A block of data
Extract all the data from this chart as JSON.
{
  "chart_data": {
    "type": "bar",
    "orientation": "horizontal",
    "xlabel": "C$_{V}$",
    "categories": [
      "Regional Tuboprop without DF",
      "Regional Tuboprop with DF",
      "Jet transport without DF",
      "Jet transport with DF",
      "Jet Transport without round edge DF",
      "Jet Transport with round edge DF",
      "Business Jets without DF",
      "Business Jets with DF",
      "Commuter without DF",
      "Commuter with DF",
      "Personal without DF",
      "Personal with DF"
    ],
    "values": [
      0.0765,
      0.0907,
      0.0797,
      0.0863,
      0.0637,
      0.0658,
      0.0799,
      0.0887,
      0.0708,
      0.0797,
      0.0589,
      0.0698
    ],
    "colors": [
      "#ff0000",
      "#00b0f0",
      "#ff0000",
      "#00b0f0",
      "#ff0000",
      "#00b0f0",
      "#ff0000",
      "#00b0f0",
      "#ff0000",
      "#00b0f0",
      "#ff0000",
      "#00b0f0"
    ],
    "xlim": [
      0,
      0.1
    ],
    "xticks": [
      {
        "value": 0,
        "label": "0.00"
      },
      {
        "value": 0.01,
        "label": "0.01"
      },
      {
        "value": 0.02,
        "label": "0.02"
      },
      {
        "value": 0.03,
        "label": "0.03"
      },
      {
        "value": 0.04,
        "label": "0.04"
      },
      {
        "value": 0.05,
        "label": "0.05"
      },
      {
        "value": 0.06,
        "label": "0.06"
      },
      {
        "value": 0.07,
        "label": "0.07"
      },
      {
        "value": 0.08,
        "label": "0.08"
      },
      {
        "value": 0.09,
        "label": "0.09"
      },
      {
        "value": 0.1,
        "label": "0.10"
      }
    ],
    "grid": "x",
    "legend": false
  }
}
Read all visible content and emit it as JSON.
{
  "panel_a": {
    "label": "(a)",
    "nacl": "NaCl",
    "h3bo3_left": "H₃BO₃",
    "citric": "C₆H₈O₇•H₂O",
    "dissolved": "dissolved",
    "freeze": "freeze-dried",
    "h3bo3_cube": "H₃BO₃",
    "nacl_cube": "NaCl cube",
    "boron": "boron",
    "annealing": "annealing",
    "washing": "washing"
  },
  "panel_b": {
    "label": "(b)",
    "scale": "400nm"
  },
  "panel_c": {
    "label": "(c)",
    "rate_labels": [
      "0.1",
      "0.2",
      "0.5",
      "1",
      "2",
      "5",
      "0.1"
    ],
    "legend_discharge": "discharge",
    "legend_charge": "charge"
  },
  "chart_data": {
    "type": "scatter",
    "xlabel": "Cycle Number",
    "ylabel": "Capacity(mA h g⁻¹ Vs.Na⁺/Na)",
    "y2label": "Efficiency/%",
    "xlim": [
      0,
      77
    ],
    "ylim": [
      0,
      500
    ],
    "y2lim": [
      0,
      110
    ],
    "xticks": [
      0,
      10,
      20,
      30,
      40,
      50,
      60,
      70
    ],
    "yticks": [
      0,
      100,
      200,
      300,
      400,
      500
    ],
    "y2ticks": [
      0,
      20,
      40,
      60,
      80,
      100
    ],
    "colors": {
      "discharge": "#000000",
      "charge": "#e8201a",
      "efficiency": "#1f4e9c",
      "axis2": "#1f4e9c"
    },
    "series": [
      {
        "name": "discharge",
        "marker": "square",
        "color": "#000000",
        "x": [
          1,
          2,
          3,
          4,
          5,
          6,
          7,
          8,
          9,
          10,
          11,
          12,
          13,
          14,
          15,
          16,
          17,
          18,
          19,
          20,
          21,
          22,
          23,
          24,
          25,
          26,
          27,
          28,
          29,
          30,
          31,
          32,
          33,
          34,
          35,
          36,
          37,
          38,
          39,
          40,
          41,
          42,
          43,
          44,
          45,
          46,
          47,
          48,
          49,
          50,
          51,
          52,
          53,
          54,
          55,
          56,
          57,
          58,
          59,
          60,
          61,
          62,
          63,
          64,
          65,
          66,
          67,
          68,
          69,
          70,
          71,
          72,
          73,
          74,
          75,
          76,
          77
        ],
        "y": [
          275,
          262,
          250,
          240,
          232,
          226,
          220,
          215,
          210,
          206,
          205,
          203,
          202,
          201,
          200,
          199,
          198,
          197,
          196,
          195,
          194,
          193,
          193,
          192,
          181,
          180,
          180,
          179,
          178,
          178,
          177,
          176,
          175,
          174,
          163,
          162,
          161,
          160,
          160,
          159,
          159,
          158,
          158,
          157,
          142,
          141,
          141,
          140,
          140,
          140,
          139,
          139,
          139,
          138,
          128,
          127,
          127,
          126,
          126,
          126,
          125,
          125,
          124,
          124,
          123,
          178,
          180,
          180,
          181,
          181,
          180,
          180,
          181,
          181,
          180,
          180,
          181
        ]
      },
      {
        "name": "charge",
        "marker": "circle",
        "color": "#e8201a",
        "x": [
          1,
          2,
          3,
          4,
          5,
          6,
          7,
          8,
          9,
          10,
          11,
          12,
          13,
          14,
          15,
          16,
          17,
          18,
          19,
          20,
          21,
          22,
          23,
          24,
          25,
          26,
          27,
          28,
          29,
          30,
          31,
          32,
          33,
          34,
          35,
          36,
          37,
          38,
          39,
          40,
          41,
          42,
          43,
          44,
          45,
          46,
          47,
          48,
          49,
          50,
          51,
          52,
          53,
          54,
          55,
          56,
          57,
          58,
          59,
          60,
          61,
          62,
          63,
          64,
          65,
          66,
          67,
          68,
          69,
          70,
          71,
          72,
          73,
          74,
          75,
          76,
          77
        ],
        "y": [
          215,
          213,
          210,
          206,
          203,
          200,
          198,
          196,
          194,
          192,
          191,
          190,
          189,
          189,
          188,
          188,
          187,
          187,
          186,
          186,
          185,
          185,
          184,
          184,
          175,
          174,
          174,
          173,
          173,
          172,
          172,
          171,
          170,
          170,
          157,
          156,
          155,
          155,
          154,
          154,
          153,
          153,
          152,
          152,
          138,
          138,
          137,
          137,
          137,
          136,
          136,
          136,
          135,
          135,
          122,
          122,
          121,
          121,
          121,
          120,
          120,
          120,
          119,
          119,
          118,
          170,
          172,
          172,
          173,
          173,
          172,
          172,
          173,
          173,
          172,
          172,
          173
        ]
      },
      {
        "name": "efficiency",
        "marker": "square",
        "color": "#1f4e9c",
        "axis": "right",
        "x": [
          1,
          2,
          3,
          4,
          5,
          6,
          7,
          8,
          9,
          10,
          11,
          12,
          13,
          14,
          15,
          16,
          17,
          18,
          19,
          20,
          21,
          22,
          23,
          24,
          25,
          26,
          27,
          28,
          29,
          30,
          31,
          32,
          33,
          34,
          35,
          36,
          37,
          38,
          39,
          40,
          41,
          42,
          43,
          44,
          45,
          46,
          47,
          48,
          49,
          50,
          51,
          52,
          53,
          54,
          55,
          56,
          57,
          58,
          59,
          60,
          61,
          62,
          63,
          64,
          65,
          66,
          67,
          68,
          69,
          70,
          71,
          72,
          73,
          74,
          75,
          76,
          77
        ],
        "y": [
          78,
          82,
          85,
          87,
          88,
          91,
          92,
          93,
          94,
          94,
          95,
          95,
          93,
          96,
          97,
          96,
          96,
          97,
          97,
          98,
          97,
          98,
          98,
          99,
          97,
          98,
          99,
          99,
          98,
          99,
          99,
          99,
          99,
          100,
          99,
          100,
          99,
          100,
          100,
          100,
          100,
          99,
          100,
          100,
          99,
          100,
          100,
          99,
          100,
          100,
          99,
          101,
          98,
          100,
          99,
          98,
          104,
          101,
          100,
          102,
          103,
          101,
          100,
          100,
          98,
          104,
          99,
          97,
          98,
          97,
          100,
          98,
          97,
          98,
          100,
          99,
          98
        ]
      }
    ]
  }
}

PROMPT
Copy every record above exactly as it appears.

OUTPUT OF THE EXERCISE
Extract all the data from this chart as JSON.
{
  "chart_data": {
    "type": "bar",
    "orientation": "horizontal",
    "xlabel": "C$_{V}$",
    "categories": [
      "Regional Tuboprop without DF",
      "Regional Tuboprop with DF",
      "Jet transport without DF",
      "Jet transport with DF",
      "Jet Transport without round edge DF",
      "Jet Transport with round edge DF",
      "Business Jets without DF",
      "Business Jets with DF",
      "Commuter without DF",
      "Commuter with DF",
      "Personal without DF",
      "Personal with DF"
    ],
    "values": [
      0.0765,
      0.0907,
      0.0797,
      0.0863,
      0.0637,
      0.0658,
      0.0799,
      0.0887,
      0.0708,
      0.0797,
      0.0589,
      0.0698
    ],
    "colors": [
      "#ff0000",
      "#00b0f0",
      "#ff0000",
      "#00b0f0",
      "#ff0000",
      "#00b0f0",
      "#ff0000",
      "#00b0f0",
      "#ff0000",
      "#00b0f0",
      "#ff0000",
      "#00b0f0"
    ],
    "xlim": [
      0,
      0.1
    ],
    "xticks": [
      {
        "value": 0,
        "label": "0.00"
      },
      {
        "value": 0.01,
        "label": "0.01"
      },
      {
        "value": 0.02,
        "label": "0.02"
      },
      {
        "value": 0.03,
        "label": "0.03"
      },
      {
        "value": 0.04,
        "label": "0.04"
      },
      {
        "value": 0.05,
        "label": "0.05"
      },
      {
        "value": 0.06,
        "label": "0.06"
      },
      {
        "value": 0.07,
        "label": "0.07"
      },
      {
        "value": 0.08,
        "label": "0.08"
      },
      {
        "value": 0.09,
        "label": "0.09"
      },
      {
        "value": 0.1,
        "label": "0.10"
      }
    ],
    "grid": "x",
    "legend": false
  }
}
Read all visible content and emit it as JSON.
{
  "panel_a": {
    "label": "(a)",
    "nacl": "NaCl",
    "h3bo3_left": "H₃BO₃",
    "citric": "C₆H₈O₇•H₂O",
    "dissolved": "dissolved",
    "freeze": "freeze-dried",
    "h3bo3_cube": "H₃BO₃",
    "nacl_cube": "NaCl cube",
    "boron": "boron",
    "annealing": "annealing",
    "washing": "washing"
  },
  "panel_b": {
    "label": "(b)",
    "scale": "400nm"
  },
  "panel_c": {
    "label": "(c)",
    "rate_labels": [
      "0.1",
      "0.2",
      "0.5",
      "1",
      "2",
      "5",
      "0.1"
    ],
    "legend_discharge": "discharge",
    "legend_charge": "charge"
  },
  "chart_data": {
    "type": "scatter",
    "xlabel": "Cycle Number",
    "ylabel": "Capacity(mA h g⁻¹ Vs.Na⁺/Na)",
    "y2label": "Efficiency/%",
    "xlim": [
      0,
      77
    ],
    "ylim": [
      0,
      500
    ],
    "y2lim": [
      0,
      110
    ],
    "xticks": [
      0,
      10,
      20,
      30,
      40,
      50,
      60,
      70
    ],
    "yticks": [
      0,
      100,
      200,
      300,
      400,
      500
    ],
    "y2ticks": [
      0,
      20,
      40,
      60,
      80,
      100
    ],
    "colors": {
      "discharge": "#000000",
      "charge": "#e8201a",
      "efficiency": "#1f4e9c",
      "axis2": "#1f4e9c"
    },
    "series": [
      {
        "name": "discharge",
        "marker": "square",
        "color": "#000000",
        "x": [
          1,
          2,
          3,
          4,
          5,
          6,
          7,
          8,
          9,
          10,
          11,
          12,
          13,
          14,
          15,
          16,
          17,
          18,
          19,
          20,
          21,
          22,
          23,
          24,
          25,
          26,
          27,
          28,
          29,
          30,
          31,
          32,
          33,
          34,
          35,
          36,
          37,
          38,
          39,
          40,
          41,
          42,
          43,
          44,
          45,
          46,
          47,
          48,
          49,
          50,
          51,
          52,
          53,
          54,
          55,
          56,
          57,
          58,
          59,
          60,
          61,
          62,
          63,
          64,
          65,
          66,
          67,
          68,
          69,
          70,
          71,
          72,
          73,
          74,
          75,
          76,
          77
        ],
        "y": [
          275,
          262,
          250,
          240,
          232,
          226,
          220,
          215,
          210,
          206,
          205,
          203,
          202,
          201,
          200,
          199,
          198,
          197,
          196,
          195,
          194,
          193,
          193,
          192,
          181,
          180,
          180,
          179,
          178,
          178,
          177,
          176,
          175,
          174,
          163,
          162,
          161,
          160,
          160,
          159,
          159,
          158,
          158,
          157,
          142,
          141,
          141,
          140,
          140,
          140,
          139,
          139,
          139,
          138,
          128,
          127,
          127,
          126,
          126,
          126,
          125,
          125,
          124,
          124,
          123,
          178,
          180,
          180,
          181,
          181,
          180,
          180,
          181,
          181,
          180,
          180,
          181
        ]
      },
      {
        "name": "charge",
        "marker": "circle",
        "color": "#e8201a",
        "x": [
          1,
          2,
          3,
          4,
          5,
          6,
          7,
          8,
          9,
          10,
          11,
          12,
          13,
          14,
          15,
          16,
          17,
          18,
          19,
          20,
          21,
          22,
          23,
          24,
          25,
          26,
          27,
          28,
          29,
          30,
          31,
          32,
          33,
          34,
          35,
          36,
          37,
          38,
          39,
          40,
          41,
          42,
          43,
          44,
          45,
          46,
          47,
          48,
          49,
          50,
          51,
          52,
          53,
          54,
          55,
          56,
          57,
          58,
          59,
          60,
          61,
          62,
          63,
          64,
          65,
          66,
          67,
          68,
          69,
          70,
          71,
          72,
          73,
          74,
          75,
          76,
          77
        ],
        "y": [
          215,
          213,
          210,
          206,
          203,
          200,
          198,
          196,
          194,
          192,
          191,
          190,
          189,
          189,
          188,
          188,
          187,
          187,
          186,
          186,
          185,
          185,
          184,
          184,
          175,
          174,
          174,
          173,
          173,
          172,
          172,
          171,
          170,
          170,
          157,
          156,
          155,
          155,
          154,
          154,
          153,
          153,
          152,
          152,
          138,
          138,
          137,
          137,
          137,
          136,
          136,
          136,
          135,
          135,
          122,
          122,
          121,
          121,
          121,
          120,
          120,
          120,
          119,
          119,
          118,
          170,
          172,
          172,
          173,
          173,
          172,
          172,
          173,
          173,
          172,
          172,
          173
        ]
      },
      {
        "name": "efficiency",
        "marker": "square",
        "color": "#1f4e9c",
        "axis": "right",
        "x": [
          1,
          2,
          3,
          4,
          5,
          6,
          7,
          8,
          9,
          10,
          11,
          12,
          13,
          14,
          15,
          16,
          17,
          18,
          19,
          20,
          21,
          22,
          23,
          24,
          25,
          26,
          27,
          28,
          29,
          30,
          31,
          32,
          33,
          34,
          35,
          36,
          37,
          38,
          39,
          40,
          41,
          42,
          43,
          44,
          45,
          46,
          47,
          48,
          49,
          50,
          51,
          52,
          53,
          54,
          55,
          56,
          57,
          58,
          59,
          60,
          61,
          62,
          63,
          64,
          65,
          66,
          67,
          68,
          69,
          70,
          71,
          72,
          73,
          74,
          75,
          76,
          77
        ],
        "y": [
          78,
          82,
          85,
          87,
          88,
          91,
          92,
          93,
          94,
          94,
          95,
          95,
          93,
          96,
          97,
          96,
          96,
          97,
          97,
          98,
          97,
          98,
          98,
          99,
          97,
          98,
          99,
          99,
          98,
          99,
          99,
          99,
          99,
          100,
          99,
          100,
          99,
          100,
          100,
          100,
          100,
          99,
          100,
          100,
          99,
          100,
          100,
          99,
          100,
          100,
          99,
          101,
          98,
          100,
          99,
          98,
          104,
          101,
          100,
          102,
          103,
          101,
          100,
          100,
          98,
          104,
          99,
          97,
          98,
          97,
          100,
          98,
          97,
          98,
          100,
          99,
          98
        ]
      }
    ]
  }
}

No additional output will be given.